_PROBLEM REQUIREMENTS_. Find how many lines in the data below include the word "will", then write only that number.

* Start AVAILABLE DATA *

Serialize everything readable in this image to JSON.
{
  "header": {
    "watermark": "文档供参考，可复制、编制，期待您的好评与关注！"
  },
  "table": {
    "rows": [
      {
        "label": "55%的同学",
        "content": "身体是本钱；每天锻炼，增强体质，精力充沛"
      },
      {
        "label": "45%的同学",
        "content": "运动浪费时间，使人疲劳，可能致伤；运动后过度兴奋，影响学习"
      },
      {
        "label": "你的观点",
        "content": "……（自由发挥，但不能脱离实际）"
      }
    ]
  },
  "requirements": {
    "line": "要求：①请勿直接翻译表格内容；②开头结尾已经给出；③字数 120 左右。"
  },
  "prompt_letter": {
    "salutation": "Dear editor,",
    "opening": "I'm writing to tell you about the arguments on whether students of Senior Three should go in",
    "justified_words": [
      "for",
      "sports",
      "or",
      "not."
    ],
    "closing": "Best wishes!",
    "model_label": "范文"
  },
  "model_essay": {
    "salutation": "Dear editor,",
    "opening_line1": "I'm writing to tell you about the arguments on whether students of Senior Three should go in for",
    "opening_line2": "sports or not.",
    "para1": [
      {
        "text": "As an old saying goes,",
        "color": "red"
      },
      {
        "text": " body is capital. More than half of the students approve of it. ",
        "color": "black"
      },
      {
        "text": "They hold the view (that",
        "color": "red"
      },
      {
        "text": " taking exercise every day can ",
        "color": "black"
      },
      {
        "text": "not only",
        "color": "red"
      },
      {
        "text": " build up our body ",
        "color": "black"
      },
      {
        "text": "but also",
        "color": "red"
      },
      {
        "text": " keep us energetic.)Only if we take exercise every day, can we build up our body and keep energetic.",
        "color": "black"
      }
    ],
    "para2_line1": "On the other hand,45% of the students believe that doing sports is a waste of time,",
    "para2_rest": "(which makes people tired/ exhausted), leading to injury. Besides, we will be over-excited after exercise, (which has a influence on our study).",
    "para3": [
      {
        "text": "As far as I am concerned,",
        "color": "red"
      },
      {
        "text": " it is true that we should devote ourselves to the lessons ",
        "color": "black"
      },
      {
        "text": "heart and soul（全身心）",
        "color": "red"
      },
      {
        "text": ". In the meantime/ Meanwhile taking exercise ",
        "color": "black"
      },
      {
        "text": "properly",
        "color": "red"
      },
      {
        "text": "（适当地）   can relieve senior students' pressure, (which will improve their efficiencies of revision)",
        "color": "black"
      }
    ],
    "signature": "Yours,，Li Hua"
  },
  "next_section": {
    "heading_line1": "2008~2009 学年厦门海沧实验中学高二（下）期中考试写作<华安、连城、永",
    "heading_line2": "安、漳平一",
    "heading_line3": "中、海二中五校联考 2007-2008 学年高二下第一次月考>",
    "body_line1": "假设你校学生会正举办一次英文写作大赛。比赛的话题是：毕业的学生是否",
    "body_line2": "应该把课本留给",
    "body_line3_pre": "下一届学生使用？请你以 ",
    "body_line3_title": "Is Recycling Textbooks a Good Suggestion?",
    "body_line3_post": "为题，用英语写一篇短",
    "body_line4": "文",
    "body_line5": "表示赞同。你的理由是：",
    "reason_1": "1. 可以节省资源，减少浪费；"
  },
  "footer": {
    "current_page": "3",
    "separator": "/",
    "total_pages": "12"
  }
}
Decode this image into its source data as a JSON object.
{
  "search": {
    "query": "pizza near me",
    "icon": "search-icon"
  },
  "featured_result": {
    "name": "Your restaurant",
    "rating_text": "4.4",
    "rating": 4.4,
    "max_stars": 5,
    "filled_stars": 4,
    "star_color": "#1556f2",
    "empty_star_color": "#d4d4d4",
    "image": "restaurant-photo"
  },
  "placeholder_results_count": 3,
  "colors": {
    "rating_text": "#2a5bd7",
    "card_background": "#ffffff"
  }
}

* End AVAILABLE DATA *

_PROBLEM SOLUTION_. 2